──────── Input material ────────

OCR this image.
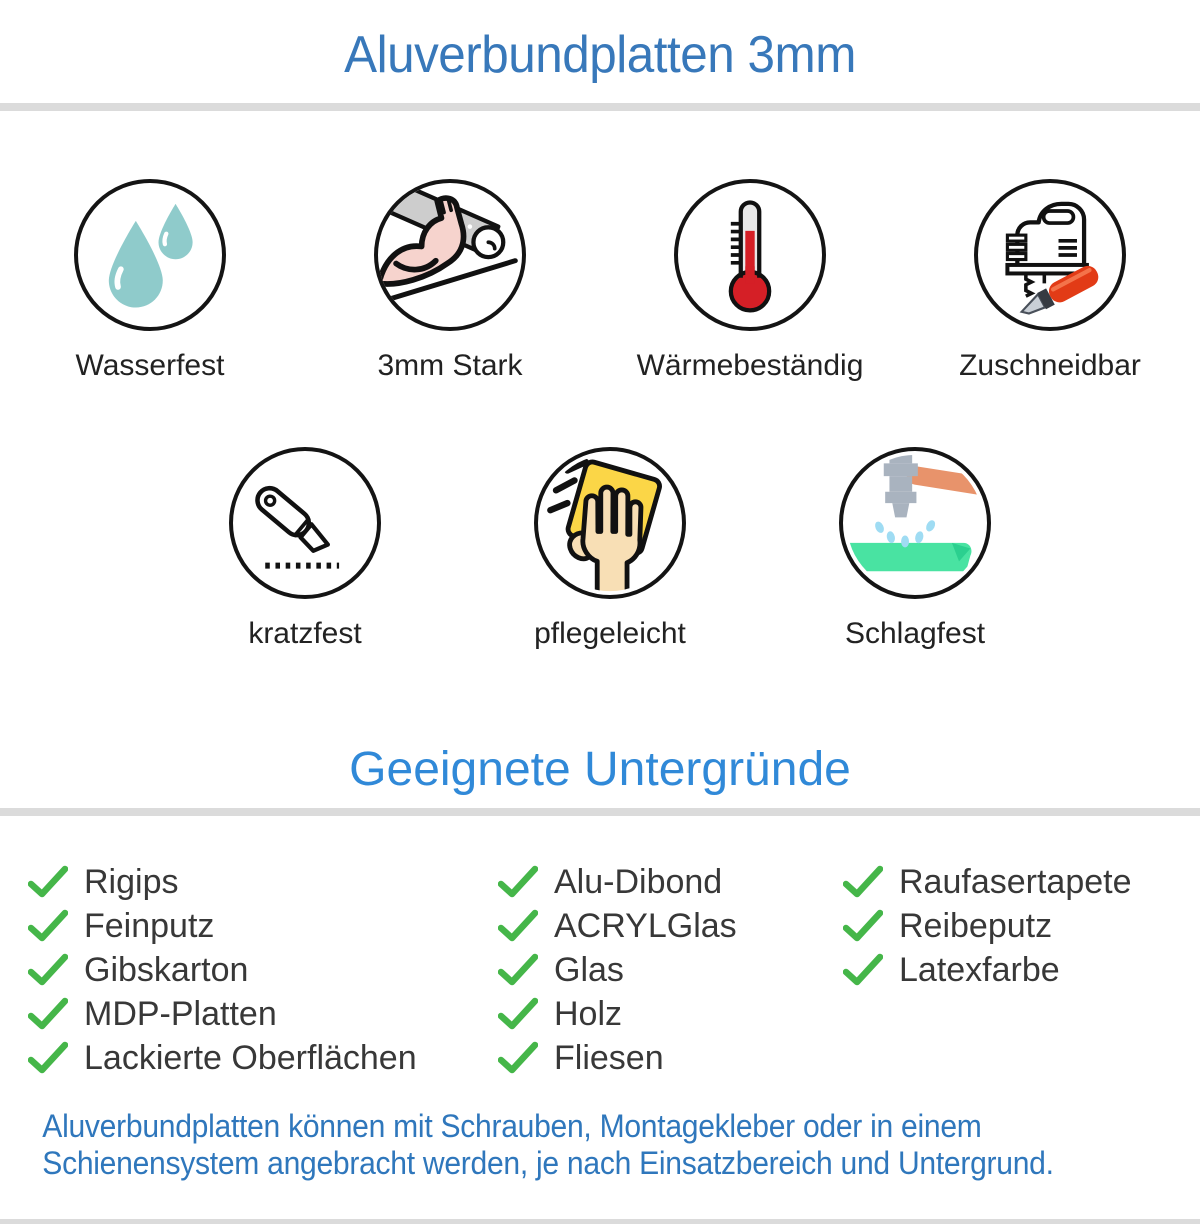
Aluverbundplatten 3mm
Wasserfest	3mm Stark	Wärmebeständig	Zuschneidbar
kratzfest	pflegeleicht	Schlagfest
Geeignete Untergründe
Rigips
Feinputz
Gibskarton
MDP-Platten
Lackierte Oberflächen
Alu-Dibond
ACRYLGlas
Glas
Holz
Fliesen
Raufasertapete
Reibeputz
Latexfarbe
Aluverbundplatten können mit Schrauben, Montagekleber oder in einem
Schienensystem angebracht werden, je nach Einsatzbereich und Untergrund.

────────

- [What is expected]: Using the listing above, list every line in which the string "Aluverbundplatten" occurs.

- [Result of this exercise]:
Aluverbundplatten 3mm
Aluverbundplatten können mit Schrauben, Montagekleber oder in einem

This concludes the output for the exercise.